* THE PROBLEM: Answer with a number only: how many lines of the data contain "June"?

┌─ AVAILABLE DATA

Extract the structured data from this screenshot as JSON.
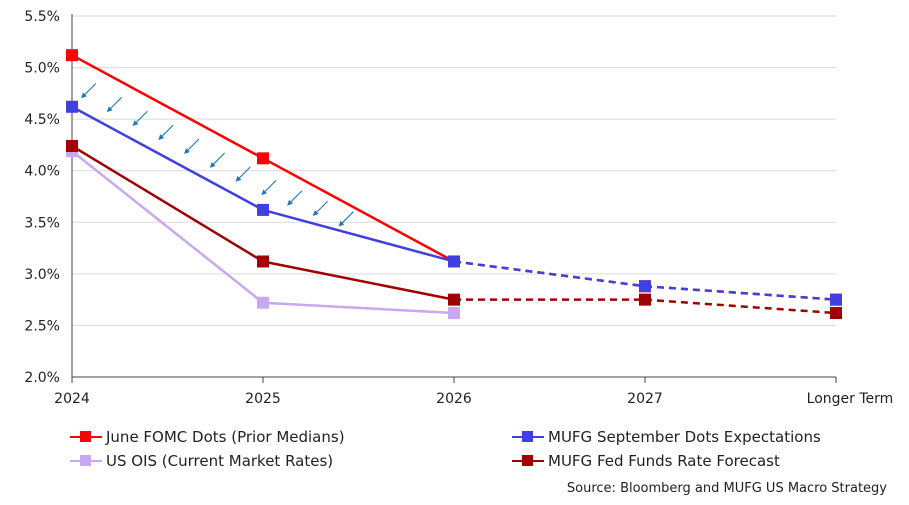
{
  "chart_data": {
    "type": "line",
    "categories": [
      "2024",
      "2025",
      "2026",
      "2027",
      "Longer Term"
    ],
    "ylim": [
      2.0,
      5.5
    ],
    "yticks": [
      "2.0%",
      "2.5%",
      "3.0%",
      "3.5%",
      "4.0%",
      "4.5%",
      "5.0%",
      "5.5%"
    ],
    "ytick_values": [
      2.0,
      2.5,
      3.0,
      3.5,
      4.0,
      4.5,
      5.0,
      5.5
    ],
    "grid": true,
    "legend_position": "bottom",
    "series": [
      {
        "name": "June FOMC Dots (Prior Medians)",
        "color": "#ff0000",
        "values": [
          5.12,
          4.12,
          3.12,
          2.88,
          2.75
        ],
        "dashed_from": 2
      },
      {
        "name": "MUFG September Dots Expectations",
        "color": "#4040e0",
        "values": [
          4.62,
          3.62,
          3.12,
          2.88,
          2.75
        ],
        "dashed_from": 2
      },
      {
        "name": "US OIS (Current Market Rates)",
        "color": "#c8a8f0",
        "values": [
          4.19,
          2.72,
          2.62,
          null,
          null
        ],
        "dashed_from": null
      },
      {
        "name": "MUFG Fed Funds Rate Forecast",
        "color": "#a00000",
        "values": [
          4.24,
          3.12,
          2.75,
          2.75,
          2.62
        ],
        "dashed_from": 2
      }
    ],
    "annotation": {
      "type": "arrows",
      "color": "#1f77b4",
      "description_series": [
        "June FOMC Dots (Prior Medians)",
        "MUFG September Dots Expectations"
      ]
    }
  },
  "legend": {
    "items": [
      {
        "label": "June FOMC Dots (Prior Medians)",
        "color": "#ff0000"
      },
      {
        "label": "MUFG September Dots Expectations",
        "color": "#4040e0"
      },
      {
        "label": "US OIS (Current Market Rates)",
        "color": "#c8a8f0"
      },
      {
        "label": "MUFG Fed Funds Rate Forecast",
        "color": "#a00000"
      }
    ]
  },
  "source": "Source: Bloomberg and MUFG US Macro Strategy"
}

└─

* RESPONSE TO THIS TASK: 3